═══ INPUT MATERIAL
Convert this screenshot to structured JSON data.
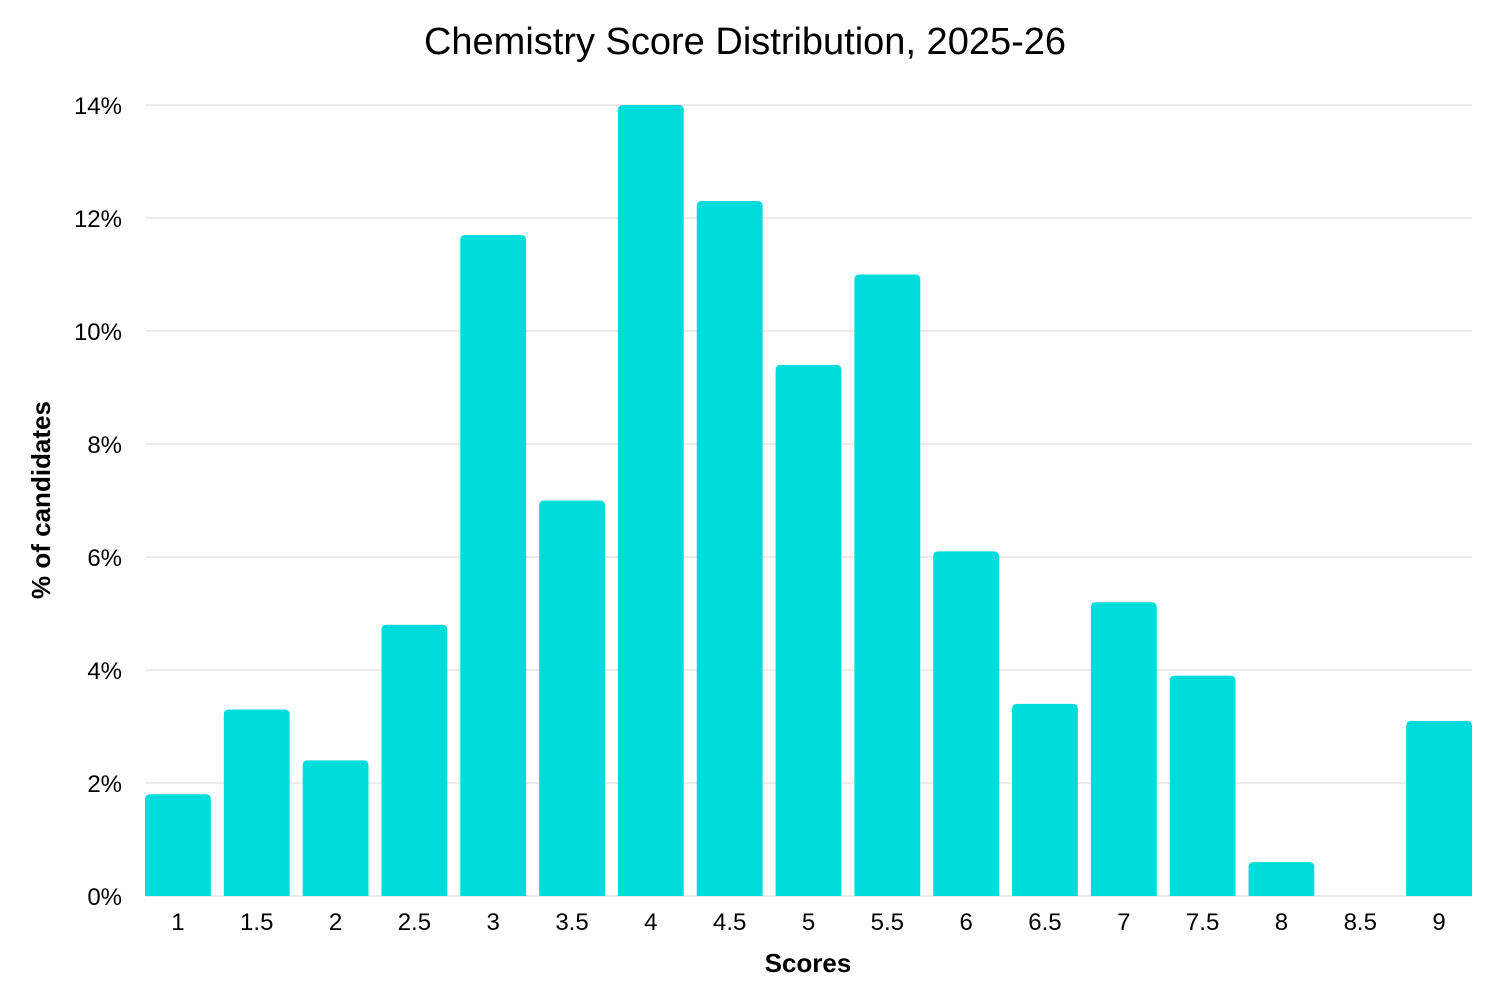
{
  "chart_data": {
    "type": "bar",
    "title": "Chemistry Score Distribution, 2025-26",
    "xlabel": "Scores",
    "ylabel": "% of candidates",
    "categories": [
      "1",
      "1.5",
      "2",
      "2.5",
      "3",
      "3.5",
      "4",
      "4.5",
      "5",
      "5.5",
      "6",
      "6.5",
      "7",
      "7.5",
      "8",
      "8.5",
      "9"
    ],
    "values": [
      1.8,
      3.3,
      2.4,
      4.8,
      11.7,
      7.0,
      14.0,
      12.3,
      9.4,
      11.0,
      6.1,
      3.4,
      5.2,
      3.9,
      0.6,
      0.0,
      3.1
    ],
    "ylim": [
      0,
      14
    ],
    "yticks": [
      0,
      2,
      4,
      6,
      8,
      10,
      12,
      14
    ],
    "ytick_labels": [
      "0%",
      "2%",
      "4%",
      "6%",
      "8%",
      "10%",
      "12%",
      "14%"
    ],
    "grid": true,
    "legend": "none",
    "bar_color": "#00DBDB",
    "grid_color": "#D9D9D9"
  }
}
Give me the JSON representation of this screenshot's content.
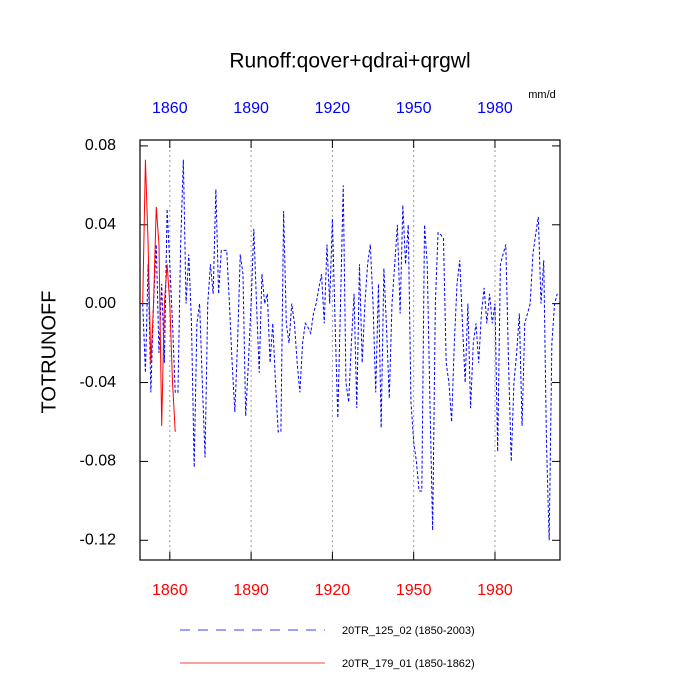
{
  "chart_data": {
    "type": "line",
    "title": "Runoff:qover+qdrai+qrgwl",
    "units": "mm/d",
    "y_label": "TOTRUNOFF",
    "xlim": [
      1849,
      2004
    ],
    "xticks": [
      1860,
      1890,
      1920,
      1950,
      1980
    ],
    "ylim": [
      -0.13,
      0.083
    ],
    "yticks": [
      0.08,
      0.04,
      {
        "value": 0,
        "label": "0.00"
      },
      -0.04,
      -0.08,
      -0.12
    ],
    "grid": true,
    "top_axis_color": "#0000ff",
    "bottom_axis_color": "#ff0000",
    "series": [
      {
        "name": "20TR_125_02 (1850-2003)",
        "color": "#0000ff",
        "dashed": true,
        "x": [
          1850,
          1851,
          1852,
          1853,
          1854,
          1855,
          1856,
          1857,
          1858,
          1859,
          1860,
          1861,
          1862,
          1863,
          1864,
          1865,
          1866,
          1867,
          1868,
          1869,
          1870,
          1871,
          1872,
          1873,
          1874,
          1875,
          1876,
          1877,
          1878,
          1879,
          1880,
          1881,
          1882,
          1883,
          1884,
          1885,
          1886,
          1887,
          1888,
          1889,
          1890,
          1891,
          1892,
          1893,
          1894,
          1895,
          1896,
          1897,
          1898,
          1899,
          1900,
          1901,
          1902,
          1903,
          1904,
          1905,
          1906,
          1907,
          1908,
          1909,
          1910,
          1911,
          1912,
          1913,
          1914,
          1915,
          1916,
          1917,
          1918,
          1919,
          1920,
          1921,
          1922,
          1923,
          1924,
          1925,
          1926,
          1927,
          1928,
          1929,
          1930,
          1931,
          1932,
          1933,
          1934,
          1935,
          1936,
          1937,
          1938,
          1939,
          1940,
          1941,
          1942,
          1943,
          1944,
          1945,
          1946,
          1947,
          1948,
          1949,
          1950,
          1951,
          1952,
          1953,
          1954,
          1955,
          1956,
          1957,
          1958,
          1959,
          1960,
          1961,
          1962,
          1963,
          1964,
          1965,
          1966,
          1967,
          1968,
          1969,
          1970,
          1971,
          1972,
          1973,
          1974,
          1975,
          1976,
          1977,
          1978,
          1979,
          1980,
          1981,
          1982,
          1983,
          1984,
          1985,
          1986,
          1987,
          1988,
          1989,
          1990,
          1991,
          1992,
          1993,
          1994,
          1995,
          1996,
          1997,
          1998,
          1999,
          2000,
          2001,
          2002,
          2003
        ],
        "values": [
          0.0,
          -0.035,
          0.02,
          -0.045,
          0.0,
          0.03,
          -0.025,
          0.01,
          -0.03,
          0.048,
          0.02,
          -0.01,
          -0.045,
          -0.045,
          0.03,
          0.073,
          0.0,
          0.025,
          -0.01,
          -0.083,
          -0.01,
          0.0,
          -0.04,
          -0.078,
          0.0,
          0.02,
          0.005,
          0.058,
          0.005,
          0.027,
          0.027,
          0.027,
          0.0,
          -0.03,
          -0.055,
          -0.02,
          0.025,
          0.015,
          -0.057,
          -0.03,
          0.0,
          0.038,
          0.0,
          -0.035,
          0.015,
          0.0,
          0.005,
          -0.03,
          -0.01,
          -0.04,
          -0.065,
          -0.065,
          0.047,
          -0.01,
          -0.02,
          0.0,
          -0.01,
          -0.03,
          -0.045,
          -0.02,
          -0.01,
          -0.012,
          -0.015,
          -0.005,
          0.0,
          0.008,
          0.015,
          -0.01,
          0.03,
          0.0,
          0.043,
          -0.01,
          -0.058,
          0.0,
          0.06,
          -0.04,
          -0.05,
          -0.02,
          0.005,
          -0.053,
          0.02,
          -0.03,
          0.0,
          0.02,
          0.03,
          0.0,
          -0.045,
          0.01,
          -0.063,
          0.018,
          -0.013,
          -0.048,
          0.0,
          0.02,
          0.04,
          -0.005,
          0.05,
          0.02,
          0.04,
          -0.05,
          -0.07,
          -0.08,
          -0.095,
          -0.095,
          0.04,
          0.02,
          -0.05,
          -0.115,
          0.0,
          0.036,
          0.035,
          0.033,
          -0.03,
          -0.04,
          -0.06,
          -0.02,
          0.01,
          0.022,
          -0.01,
          -0.04,
          0.0,
          -0.053,
          -0.02,
          -0.01,
          -0.03,
          -0.005,
          0.008,
          -0.01,
          0.005,
          -0.01,
          0.0,
          -0.075,
          0.02,
          0.025,
          0.03,
          -0.03,
          -0.08,
          -0.04,
          -0.025,
          -0.005,
          -0.062,
          -0.01,
          -0.005,
          0.0,
          0.025,
          0.035,
          0.044,
          0.0,
          0.022,
          -0.07,
          -0.12,
          -0.02,
          0.0,
          0.005
        ]
      },
      {
        "name": "20TR_179_01 (1850-1862)",
        "color": "#ff0000",
        "dashed": false,
        "x": [
          1850,
          1851,
          1852,
          1853,
          1854,
          1855,
          1856,
          1857,
          1858,
          1859,
          1860,
          1861,
          1862
        ],
        "values": [
          0.0,
          0.073,
          0.03,
          -0.03,
          0.0,
          0.049,
          0.03,
          -0.062,
          0.0,
          0.02,
          0.0,
          -0.04,
          -0.065
        ]
      }
    ]
  }
}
══════
## WHAT YOU ARE ASKED TO DO:
Retype everything in the material word for word, minus pictures.

## SOLVED EXERCISE:
Convert this screenshot to structured JSON data.
{
  "chart_data": {
    "type": "bar",
    "title": "Chemistry Score Distribution, 2025-26",
    "xlabel": "Scores",
    "ylabel": "% of candidates",
    "categories": [
      "1",
      "1.5",
      "2",
      "2.5",
      "3",
      "3.5",
      "4",
      "4.5",
      "5",
      "5.5",
      "6",
      "6.5",
      "7",
      "7.5",
      "8",
      "8.5",
      "9"
    ],
    "values": [
      1.8,
      3.3,
      2.4,
      4.8,
      11.7,
      7.0,
      14.0,
      12.3,
      9.4,
      11.0,
      6.1,
      3.4,
      5.2,
      3.9,
      0.6,
      0.0,
      3.1
    ],
    "ylim": [
      0,
      14
    ],
    "yticks": [
      0,
      2,
      4,
      6,
      8,
      10,
      12,
      14
    ],
    "ytick_labels": [
      "0%",
      "2%",
      "4%",
      "6%",
      "8%",
      "10%",
      "12%",
      "14%"
    ],
    "grid": true,
    "legend": "none",
    "bar_color": "#00DBDB",
    "grid_color": "#D9D9D9"
  }
}
Give me the JSON representation of this screenshot's content.
{
  "chart_data": {
    "type": "line",
    "title": "Runoff:qover+qdrai+qrgwl",
    "units": "mm/d",
    "y_label": "TOTRUNOFF",
    "xlim": [
      1849,
      2004
    ],
    "xticks": [
      1860,
      1890,
      1920,
      1950,
      1980
    ],
    "ylim": [
      -0.13,
      0.083
    ],
    "yticks": [
      0.08,
      0.04,
      {
        "value": 0,
        "label": "0.00"
      },
      -0.04,
      -0.08,
      -0.12
    ],
    "grid": true,
    "top_axis_color": "#0000ff",
    "bottom_axis_color": "#ff0000",
    "series": [
      {
        "name": "20TR_125_02 (1850-2003)",
        "color": "#0000ff",
        "dashed": true,
        "x": [
          1850,
          1851,
          1852,
          1853,
          1854,
          1855,
          1856,
          1857,
          1858,
          1859,
          1860,
          1861,
          1862,
          1863,
          1864,
          1865,
          1866,
          1867,
          1868,
          1869,
          1870,
          1871,
          1872,
          1873,
          1874,
          1875,
          1876,
          1877,
          1878,
          1879,
          1880,
          1881,
          1882,
          1883,
          1884,
          1885,
          1886,
          1887,
          1888,
          1889,
          1890,
          1891,
          1892,
          1893,
          1894,
          1895,
          1896,
          1897,
          1898,
          1899,
          1900,
          1901,
          1902,
          1903,
          1904,
          1905,
          1906,
          1907,
          1908,
          1909,
          1910,
          1911,
          1912,
          1913,
          1914,
          1915,
          1916,
          1917,
          1918,
          1919,
          1920,
          1921,
          1922,
          1923,
          1924,
          1925,
          1926,
          1927,
          1928,
          1929,
          1930,
          1931,
          1932,
          1933,
          1934,
          1935,
          1936,
          1937,
          1938,
          1939,
          1940,
          1941,
          1942,
          1943,
          1944,
          1945,
          1946,
          1947,
          1948,
          1949,
          1950,
          1951,
          1952,
          1953,
          1954,
          1955,
          1956,
          1957,
          1958,
          1959,
          1960,
          1961,
          1962,
          1963,
          1964,
          1965,
          1966,
          1967,
          1968,
          1969,
          1970,
          1971,
          1972,
          1973,
          1974,
          1975,
          1976,
          1977,
          1978,
          1979,
          1980,
          1981,
          1982,
          1983,
          1984,
          1985,
          1986,
          1987,
          1988,
          1989,
          1990,
          1991,
          1992,
          1993,
          1994,
          1995,
          1996,
          1997,
          1998,
          1999,
          2000,
          2001,
          2002,
          2003
        ],
        "values": [
          0.0,
          -0.035,
          0.02,
          -0.045,
          0.0,
          0.03,
          -0.025,
          0.01,
          -0.03,
          0.048,
          0.02,
          -0.01,
          -0.045,
          -0.045,
          0.03,
          0.073,
          0.0,
          0.025,
          -0.01,
          -0.083,
          -0.01,
          0.0,
          -0.04,
          -0.078,
          0.0,
          0.02,
          0.005,
          0.058,
          0.005,
          0.027,
          0.027,
          0.027,
          0.0,
          -0.03,
          -0.055,
          -0.02,
          0.025,
          0.015,
          -0.057,
          -0.03,
          0.0,
          0.038,
          0.0,
          -0.035,
          0.015,
          0.0,
          0.005,
          -0.03,
          -0.01,
          -0.04,
          -0.065,
          -0.065,
          0.047,
          -0.01,
          -0.02,
          0.0,
          -0.01,
          -0.03,
          -0.045,
          -0.02,
          -0.01,
          -0.012,
          -0.015,
          -0.005,
          0.0,
          0.008,
          0.015,
          -0.01,
          0.03,
          0.0,
          0.043,
          -0.01,
          -0.058,
          0.0,
          0.06,
          -0.04,
          -0.05,
          -0.02,
          0.005,
          -0.053,
          0.02,
          -0.03,
          0.0,
          0.02,
          0.03,
          0.0,
          -0.045,
          0.01,
          -0.063,
          0.018,
          -0.013,
          -0.048,
          0.0,
          0.02,
          0.04,
          -0.005,
          0.05,
          0.02,
          0.04,
          -0.05,
          -0.07,
          -0.08,
          -0.095,
          -0.095,
          0.04,
          0.02,
          -0.05,
          -0.115,
          0.0,
          0.036,
          0.035,
          0.033,
          -0.03,
          -0.04,
          -0.06,
          -0.02,
          0.01,
          0.022,
          -0.01,
          -0.04,
          0.0,
          -0.053,
          -0.02,
          -0.01,
          -0.03,
          -0.005,
          0.008,
          -0.01,
          0.005,
          -0.01,
          0.0,
          -0.075,
          0.02,
          0.025,
          0.03,
          -0.03,
          -0.08,
          -0.04,
          -0.025,
          -0.005,
          -0.062,
          -0.01,
          -0.005,
          0.0,
          0.025,
          0.035,
          0.044,
          0.0,
          0.022,
          -0.07,
          -0.12,
          -0.02,
          0.0,
          0.005
        ]
      },
      {
        "name": "20TR_179_01 (1850-1862)",
        "color": "#ff0000",
        "dashed": false,
        "x": [
          1850,
          1851,
          1852,
          1853,
          1854,
          1855,
          1856,
          1857,
          1858,
          1859,
          1860,
          1861,
          1862
        ],
        "values": [
          0.0,
          0.073,
          0.03,
          -0.03,
          0.0,
          0.049,
          0.03,
          -0.062,
          0.0,
          0.02,
          0.0,
          -0.04,
          -0.065
        ]
      }
    ]
  }
}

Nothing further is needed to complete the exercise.